_Rows from a dataset_
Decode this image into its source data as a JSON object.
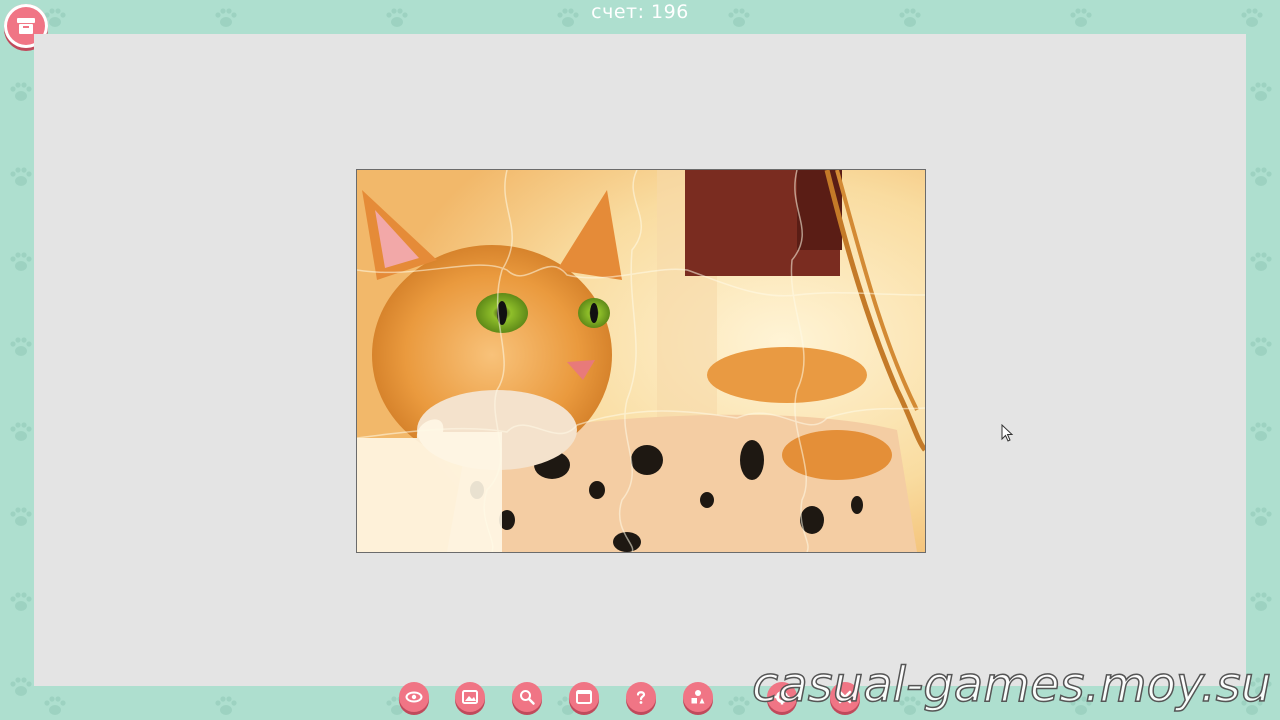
{
  "header": {
    "score_text": "счет: 196"
  },
  "colors": {
    "frame": "#aedfcf",
    "board": "#e4e4e4",
    "button": "#f07585",
    "button_shadow": "#c04a5c"
  },
  "puzzle": {
    "image_subject": "ginger cat in leopard-print basket",
    "pieces_cols": 5,
    "pieces_rows": 4
  },
  "corner_button": {
    "icon": "box-icon"
  },
  "toolbar": {
    "buttons": [
      {
        "name": "preview-button",
        "icon": "eye-icon"
      },
      {
        "name": "image-button",
        "icon": "image-icon"
      },
      {
        "name": "zoom-button",
        "icon": "magnifier-icon"
      },
      {
        "name": "fullscreen-button",
        "icon": "window-icon"
      },
      {
        "name": "help-button",
        "icon": "question-icon"
      },
      {
        "name": "pieces-button",
        "icon": "shapes-icon"
      },
      {
        "name": "settings-button",
        "icon": "gear-icon"
      },
      {
        "name": "exit-button",
        "icon": "close-icon"
      }
    ]
  },
  "watermark": "casual-games.moy.su"
}
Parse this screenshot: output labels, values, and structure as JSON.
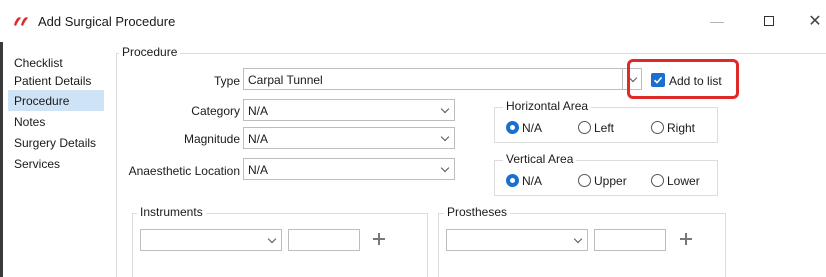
{
  "window": {
    "title": "Add Surgical Procedure",
    "controls": {
      "minimize": "—",
      "close": "✕"
    }
  },
  "sidebar": {
    "items": [
      {
        "label": "Checklist",
        "active": false
      },
      {
        "label": "Patient Details",
        "active": false
      },
      {
        "label": "Procedure",
        "active": true
      },
      {
        "label": "Notes",
        "active": false
      },
      {
        "label": "Surgery Details",
        "active": false
      },
      {
        "label": "Services",
        "active": false
      }
    ]
  },
  "procedure": {
    "group_label": "Procedure",
    "type": {
      "label": "Type",
      "value": "Carpal Tunnel"
    },
    "add_to_list": {
      "label": "Add to list",
      "checked": true
    },
    "category": {
      "label": "Category",
      "value": "N/A"
    },
    "magnitude": {
      "label": "Magnitude",
      "value": "N/A"
    },
    "anaesthetic_location": {
      "label": "Anaesthetic Location",
      "value": "N/A"
    },
    "horizontal_area": {
      "label": "Horizontal Area",
      "options": [
        "N/A",
        "Left",
        "Right"
      ],
      "selected": "N/A"
    },
    "vertical_area": {
      "label": "Vertical Area",
      "options": [
        "N/A",
        "Upper",
        "Lower"
      ],
      "selected": "N/A"
    }
  },
  "instruments": {
    "label": "Instruments",
    "value": "",
    "quantity": ""
  },
  "prostheses": {
    "label": "Prostheses",
    "value": "",
    "quantity": ""
  },
  "colors": {
    "accent": "#1a6fd0",
    "highlight": "#e02a2a",
    "nav_active": "#cfe3f7"
  }
}
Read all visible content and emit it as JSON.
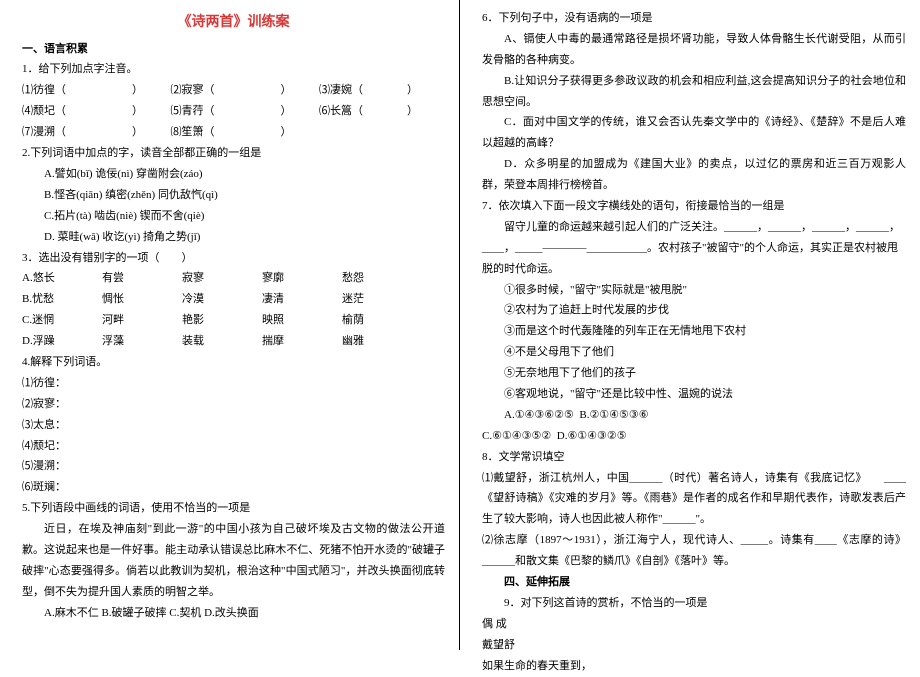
{
  "title": "《诗两首》训练案",
  "sec1_head": "一、语言积累",
  "q1": "1．给下列加点字注音。",
  "q1_items": [
    "⑴彷徨（　　　　　　）　　　⑵寂寥（　　　　　　）　　　⑶凄婉（　　　　）",
    "⑷颓圮（　　　　　　）　　　⑸青荇（　　　　　　）　　　⑹长篙（　　　　）",
    "⑺漫溯（　　　　　　）　　　⑻笙箫（　　　　　　）"
  ],
  "q2": "2.下列词语中加点的字，读音全部都正确的一组是",
  "q2_opts": [
    "A.譬如(bǐ)  诡佞(nì)  穿凿附会(záo)",
    "B.悭吝(qiān)  缜密(zhěn)  同仇敌忾(qì)",
    "C.拓片(tà)  啮齿(niè)  锲而不舍(qiè)",
    "D. 菜畦(wā) 收讫(yì)  掎角之势(jǐ)"
  ],
  "q3": "3．选出没有错别字的一项（　　）",
  "q3_rows": [
    [
      "A.悠长",
      "有尝",
      "寂寥",
      "寥廓",
      "愁怨"
    ],
    [
      "B.忧愁",
      "惆怅",
      "冷漠",
      "凄清",
      "迷茫"
    ],
    [
      "C.迷惘",
      "河畔",
      "艳影",
      "映照",
      "榆荫"
    ],
    [
      "D.浮躁",
      "浮藻",
      "装载",
      "揣摩",
      "幽雅"
    ]
  ],
  "q4": "4.解释下列词语。",
  "q4_items": [
    "⑴彷徨：",
    "⑵寂寥：",
    "⑶太息：",
    "⑷颓圮：",
    "⑸漫溯：",
    "⑹斑斓："
  ],
  "q5": "5.下列语段中画线的词语，使用不恰当的一项是",
  "q5_body": "近日，在埃及神庙刻\"到此一游\"的中国小孩为自己破坏埃及古文物的做法公开道歉。这说起来也是一件好事。能主动承认错误总比麻木不仁、死猪不怕开水烫的\"破罐子破摔\"心态要强得多。倘若以此教训为契机，根治这种\"中国式陋习\"，并改头换面彻底转型，倒不失为提升国人素质的明智之举。",
  "q5_opts": "A.麻木不仁  B.破罐子破摔  C.契机  D.改头换面",
  "q6": "6．下列句子中，没有语病的一项是",
  "q6_opts": [
    "A、镉使人中毒的最通常路径是损坏肾功能，导致人体骨骼生长代谢受阻，从而引发骨骼的各种病变。",
    "B.让知识分子获得更多参政议政的机会和相应利益,这会提高知识分子的社会地位和思想空间。",
    "C．面对中国文学的传统，谁又会否认先秦文学中的《诗经》、《楚辞》不是后人难以超越的高峰？",
    "D．众多明星的加盟成为《建国大业》的卖点，以过亿的票房和近三百万观影人群，荣登本周排行榜榜首。"
  ],
  "q7": "7．依次填入下面一段文字横线处的语句，衔接最恰当的一组是",
  "q7_body_a": "留守儿童的命运越来越引起人们的广泛关注。______，______，______，______，",
  "q7_body_b": "____，_____————___________。农村孩子\"被留守\"的个人命运，其实正是农村被甩脱的时代命运。",
  "q7_list": [
    "①很多时候，\"留守\"实际就是\"被甩脱\"",
    "②农村为了追赶上时代发展的步伐",
    "③而是这个时代轰隆隆的列车正在无情地甩下农村",
    "④不是父母甩下了他们",
    "⑤无奈地甩下了他们的孩子",
    "⑥客观地说，\"留守\"还是比较中性、温婉的说法"
  ],
  "q7_opts": "A.①④③⑥②⑤  B.②①④⑤③⑥\nC.⑥①④③⑤②  D.⑥①④③②⑤",
  "q8": "8．文学常识填空",
  "q8_items": [
    "⑴戴望舒，浙江杭州人，中国______（时代）著名诗人，诗集有《我底记忆》　　____《望舒诗稿》《灾难的岁月》等。《雨巷》是作者的成名作和早期代表作，诗歌发表后产生了较大影响，诗人也因此被人称作\"______\"。",
    "⑵徐志摩（1897～1931），浙江海宁人，现代诗人、_____。诗集有____《志摩的诗》______和散文集《巴黎的鳞爪》《自剖》《落叶》等。"
  ],
  "sec4_head": "四、延伸拓展",
  "q9": "9．对下列这首诗的赏析，不恰当的一项是",
  "q9_title": "偶 成",
  "q9_author": "戴望舒",
  "q9_line": "如果生命的春天重到，"
}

_REQUIRED WORK_
Transcribe each entry precisely as given, leaving the pictures out.

_RESULT OF THIS EXERCISE_
Decode this image into its source data as a JSON object.
{
  "header": {
    "score_text": "счет: 196"
  },
  "colors": {
    "frame": "#aedfcf",
    "board": "#e4e4e4",
    "button": "#f07585",
    "button_shadow": "#c04a5c"
  },
  "puzzle": {
    "image_subject": "ginger cat in leopard-print basket",
    "pieces_cols": 5,
    "pieces_rows": 4
  },
  "corner_button": {
    "icon": "box-icon"
  },
  "toolbar": {
    "buttons": [
      {
        "name": "preview-button",
        "icon": "eye-icon"
      },
      {
        "name": "image-button",
        "icon": "image-icon"
      },
      {
        "name": "zoom-button",
        "icon": "magnifier-icon"
      },
      {
        "name": "fullscreen-button",
        "icon": "window-icon"
      },
      {
        "name": "help-button",
        "icon": "question-icon"
      },
      {
        "name": "pieces-button",
        "icon": "shapes-icon"
      },
      {
        "name": "settings-button",
        "icon": "gear-icon"
      },
      {
        "name": "exit-button",
        "icon": "close-icon"
      }
    ]
  },
  "watermark": "casual-games.moy.su"
}
Parse this screenshot: output labels, values, and structure as JSON.
{
  "window": {
    "title": "Add Surgical Procedure",
    "controls": {
      "minimize": "—",
      "close": "✕"
    }
  },
  "sidebar": {
    "items": [
      {
        "label": "Checklist",
        "active": false
      },
      {
        "label": "Patient Details",
        "active": false
      },
      {
        "label": "Procedure",
        "active": true
      },
      {
        "label": "Notes",
        "active": false
      },
      {
        "label": "Surgery Details",
        "active": false
      },
      {
        "label": "Services",
        "active": false
      }
    ]
  },
  "procedure": {
    "group_label": "Procedure",
    "type": {
      "label": "Type",
      "value": "Carpal Tunnel"
    },
    "add_to_list": {
      "label": "Add to list",
      "checked": true
    },
    "category": {
      "label": "Category",
      "value": "N/A"
    },
    "magnitude": {
      "label": "Magnitude",
      "value": "N/A"
    },
    "anaesthetic_location": {
      "label": "Anaesthetic Location",
      "value": "N/A"
    },
    "horizontal_area": {
      "label": "Horizontal Area",
      "options": [
        "N/A",
        "Left",
        "Right"
      ],
      "selected": "N/A"
    },
    "vertical_area": {
      "label": "Vertical Area",
      "options": [
        "N/A",
        "Upper",
        "Lower"
      ],
      "selected": "N/A"
    }
  },
  "instruments": {
    "label": "Instruments",
    "value": "",
    "quantity": ""
  },
  "prostheses": {
    "label": "Prostheses",
    "value": "",
    "quantity": ""
  },
  "colors": {
    "accent": "#1a6fd0",
    "highlight": "#e02a2a",
    "nav_active": "#cfe3f7"
  }
}
Read all visible content and emit it as JSON.
{
  "title": "《诗两首》训练案",
  "sec1_head": "一、语言积累",
  "q1": "1．给下列加点字注音。",
  "q1_items": [
    "⑴彷徨（　　　　　　）　　　⑵寂寥（　　　　　　）　　　⑶凄婉（　　　　）",
    "⑷颓圮（　　　　　　）　　　⑸青荇（　　　　　　）　　　⑹长篙（　　　　）",
    "⑺漫溯（　　　　　　）　　　⑻笙箫（　　　　　　）"
  ],
  "q2": "2.下列词语中加点的字，读音全部都正确的一组是",
  "q2_opts": [
    "A.譬如(bǐ)  诡佞(nì)  穿凿附会(záo)",
    "B.悭吝(qiān)  缜密(zhěn)  同仇敌忾(qì)",
    "C.拓片(tà)  啮齿(niè)  锲而不舍(qiè)",
    "D. 菜畦(wā) 收讫(yì)  掎角之势(jǐ)"
  ],
  "q3": "3．选出没有错别字的一项（　　）",
  "q3_rows": [
    [
      "A.悠长",
      "有尝",
      "寂寥",
      "寥廓",
      "愁怨"
    ],
    [
      "B.忧愁",
      "惆怅",
      "冷漠",
      "凄清",
      "迷茫"
    ],
    [
      "C.迷惘",
      "河畔",
      "艳影",
      "映照",
      "榆荫"
    ],
    [
      "D.浮躁",
      "浮藻",
      "装载",
      "揣摩",
      "幽雅"
    ]
  ],
  "q4": "4.解释下列词语。",
  "q4_items": [
    "⑴彷徨：",
    "⑵寂寥：",
    "⑶太息：",
    "⑷颓圮：",
    "⑸漫溯：",
    "⑹斑斓："
  ],
  "q5": "5.下列语段中画线的词语，使用不恰当的一项是",
  "q5_body": "近日，在埃及神庙刻\"到此一游\"的中国小孩为自己破坏埃及古文物的做法公开道歉。这说起来也是一件好事。能主动承认错误总比麻木不仁、死猪不怕开水烫的\"破罐子破摔\"心态要强得多。倘若以此教训为契机，根治这种\"中国式陋习\"，并改头换面彻底转型，倒不失为提升国人素质的明智之举。",
  "q5_opts": "A.麻木不仁  B.破罐子破摔  C.契机  D.改头换面",
  "q6": "6．下列句子中，没有语病的一项是",
  "q6_opts": [
    "A、镉使人中毒的最通常路径是损坏肾功能，导致人体骨骼生长代谢受阻，从而引发骨骼的各种病变。",
    "B.让知识分子获得更多参政议政的机会和相应利益,这会提高知识分子的社会地位和思想空间。",
    "C．面对中国文学的传统，谁又会否认先秦文学中的《诗经》、《楚辞》不是后人难以超越的高峰？",
    "D．众多明星的加盟成为《建国大业》的卖点，以过亿的票房和近三百万观影人群，荣登本周排行榜榜首。"
  ],
  "q7": "7．依次填入下面一段文字横线处的语句，衔接最恰当的一组是",
  "q7_body_a": "留守儿童的命运越来越引起人们的广泛关注。______，______，______，______，",
  "q7_body_b": "____，_____————___________。农村孩子\"被留守\"的个人命运，其实正是农村被甩脱的时代命运。",
  "q7_list": [
    "①很多时候，\"留守\"实际就是\"被甩脱\"",
    "②农村为了追赶上时代发展的步伐",
    "③而是这个时代轰隆隆的列车正在无情地甩下农村",
    "④不是父母甩下了他们",
    "⑤无奈地甩下了他们的孩子",
    "⑥客观地说，\"留守\"还是比较中性、温婉的说法"
  ],
  "q7_opts": "A.①④③⑥②⑤  B.②①④⑤③⑥\nC.⑥①④③⑤②  D.⑥①④③②⑤",
  "q8": "8．文学常识填空",
  "q8_items": [
    "⑴戴望舒，浙江杭州人，中国______（时代）著名诗人，诗集有《我底记忆》　　____《望舒诗稿》《灾难的岁月》等。《雨巷》是作者的成名作和早期代表作，诗歌发表后产生了较大影响，诗人也因此被人称作\"______\"。",
    "⑵徐志摩（1897～1931），浙江海宁人，现代诗人、_____。诗集有____《志摩的诗》______和散文集《巴黎的鳞爪》《自剖》《落叶》等。"
  ],
  "sec4_head": "四、延伸拓展",
  "q9": "9．对下列这首诗的赏析，不恰当的一项是",
  "q9_title": "偶 成",
  "q9_author": "戴望舒",
  "q9_line": "如果生命的春天重到，"
}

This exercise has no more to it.